**Exercise**. Note how many lines hold the string "High" and give that number without any other words.

^^^^^^^^

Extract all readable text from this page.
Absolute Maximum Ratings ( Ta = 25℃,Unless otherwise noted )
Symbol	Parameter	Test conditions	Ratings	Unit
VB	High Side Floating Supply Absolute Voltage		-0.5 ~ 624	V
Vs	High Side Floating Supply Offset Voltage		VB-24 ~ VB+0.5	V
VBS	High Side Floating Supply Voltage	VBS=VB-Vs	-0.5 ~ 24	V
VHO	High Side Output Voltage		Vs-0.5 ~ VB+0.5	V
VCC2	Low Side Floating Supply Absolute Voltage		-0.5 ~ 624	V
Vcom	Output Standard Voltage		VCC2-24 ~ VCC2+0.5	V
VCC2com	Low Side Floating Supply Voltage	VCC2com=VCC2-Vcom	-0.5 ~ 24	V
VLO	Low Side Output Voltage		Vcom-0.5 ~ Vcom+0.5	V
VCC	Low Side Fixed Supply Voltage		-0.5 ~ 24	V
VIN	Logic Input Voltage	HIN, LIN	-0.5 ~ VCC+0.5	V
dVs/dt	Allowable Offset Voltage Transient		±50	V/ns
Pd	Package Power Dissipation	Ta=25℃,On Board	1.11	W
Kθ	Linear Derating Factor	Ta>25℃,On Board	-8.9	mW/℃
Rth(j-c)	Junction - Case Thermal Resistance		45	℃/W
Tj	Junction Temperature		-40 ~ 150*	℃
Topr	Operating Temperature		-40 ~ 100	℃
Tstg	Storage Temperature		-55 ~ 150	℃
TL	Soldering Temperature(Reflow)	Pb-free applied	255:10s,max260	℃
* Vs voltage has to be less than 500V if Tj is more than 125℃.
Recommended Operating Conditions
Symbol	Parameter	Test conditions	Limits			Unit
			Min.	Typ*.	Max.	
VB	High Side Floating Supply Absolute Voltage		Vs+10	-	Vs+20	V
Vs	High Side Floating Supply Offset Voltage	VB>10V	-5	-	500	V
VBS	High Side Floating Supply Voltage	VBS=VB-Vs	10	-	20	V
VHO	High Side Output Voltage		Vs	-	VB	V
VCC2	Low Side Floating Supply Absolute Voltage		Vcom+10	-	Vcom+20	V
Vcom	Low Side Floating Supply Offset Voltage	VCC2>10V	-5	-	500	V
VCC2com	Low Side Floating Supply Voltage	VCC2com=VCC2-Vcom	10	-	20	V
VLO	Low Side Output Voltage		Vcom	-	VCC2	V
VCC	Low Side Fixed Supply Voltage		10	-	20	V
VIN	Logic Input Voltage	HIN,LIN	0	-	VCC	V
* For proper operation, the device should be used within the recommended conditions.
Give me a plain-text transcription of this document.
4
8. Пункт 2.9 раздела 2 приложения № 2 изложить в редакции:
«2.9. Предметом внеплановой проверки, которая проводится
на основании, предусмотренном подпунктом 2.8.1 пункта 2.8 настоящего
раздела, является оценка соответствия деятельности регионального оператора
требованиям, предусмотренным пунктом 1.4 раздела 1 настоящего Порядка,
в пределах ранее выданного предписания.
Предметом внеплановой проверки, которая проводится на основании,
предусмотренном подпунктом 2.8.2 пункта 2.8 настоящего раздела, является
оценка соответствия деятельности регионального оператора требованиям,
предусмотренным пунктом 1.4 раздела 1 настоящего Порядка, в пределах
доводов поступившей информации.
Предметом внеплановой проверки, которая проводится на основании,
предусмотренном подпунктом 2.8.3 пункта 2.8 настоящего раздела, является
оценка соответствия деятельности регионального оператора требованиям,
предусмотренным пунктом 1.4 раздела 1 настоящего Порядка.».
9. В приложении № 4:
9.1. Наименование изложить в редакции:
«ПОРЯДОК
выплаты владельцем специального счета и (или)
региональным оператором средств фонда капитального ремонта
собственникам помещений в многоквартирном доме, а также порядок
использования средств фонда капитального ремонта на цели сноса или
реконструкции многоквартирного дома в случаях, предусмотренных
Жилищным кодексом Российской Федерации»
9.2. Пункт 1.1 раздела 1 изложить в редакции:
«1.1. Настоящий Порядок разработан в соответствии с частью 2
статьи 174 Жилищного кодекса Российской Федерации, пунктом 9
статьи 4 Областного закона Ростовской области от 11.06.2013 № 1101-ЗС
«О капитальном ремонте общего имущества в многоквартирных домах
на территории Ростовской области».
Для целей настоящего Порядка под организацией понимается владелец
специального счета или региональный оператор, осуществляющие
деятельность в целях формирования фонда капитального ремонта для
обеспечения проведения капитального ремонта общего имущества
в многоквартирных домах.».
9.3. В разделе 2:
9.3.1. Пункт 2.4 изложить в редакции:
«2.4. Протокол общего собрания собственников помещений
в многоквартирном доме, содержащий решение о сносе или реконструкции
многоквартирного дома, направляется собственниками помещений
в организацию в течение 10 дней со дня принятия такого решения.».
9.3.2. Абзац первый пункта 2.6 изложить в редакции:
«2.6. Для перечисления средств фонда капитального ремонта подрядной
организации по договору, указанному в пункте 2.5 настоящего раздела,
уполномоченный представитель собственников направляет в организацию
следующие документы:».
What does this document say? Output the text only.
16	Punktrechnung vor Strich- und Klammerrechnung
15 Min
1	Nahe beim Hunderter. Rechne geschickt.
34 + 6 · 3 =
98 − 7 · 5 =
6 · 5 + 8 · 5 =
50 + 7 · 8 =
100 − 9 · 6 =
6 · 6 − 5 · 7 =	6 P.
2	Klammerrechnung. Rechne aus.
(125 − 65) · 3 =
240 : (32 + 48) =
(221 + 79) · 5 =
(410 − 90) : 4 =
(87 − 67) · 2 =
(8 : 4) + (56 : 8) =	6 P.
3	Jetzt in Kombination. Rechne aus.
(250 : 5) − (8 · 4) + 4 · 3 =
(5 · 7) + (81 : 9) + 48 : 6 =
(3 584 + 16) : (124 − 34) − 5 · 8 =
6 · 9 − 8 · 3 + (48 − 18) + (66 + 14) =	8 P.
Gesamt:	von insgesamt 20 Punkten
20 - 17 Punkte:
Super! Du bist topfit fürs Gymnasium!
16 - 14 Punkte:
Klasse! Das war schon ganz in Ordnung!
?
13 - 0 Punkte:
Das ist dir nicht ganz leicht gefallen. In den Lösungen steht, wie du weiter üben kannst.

^^^^^^^^

**Result below**. 8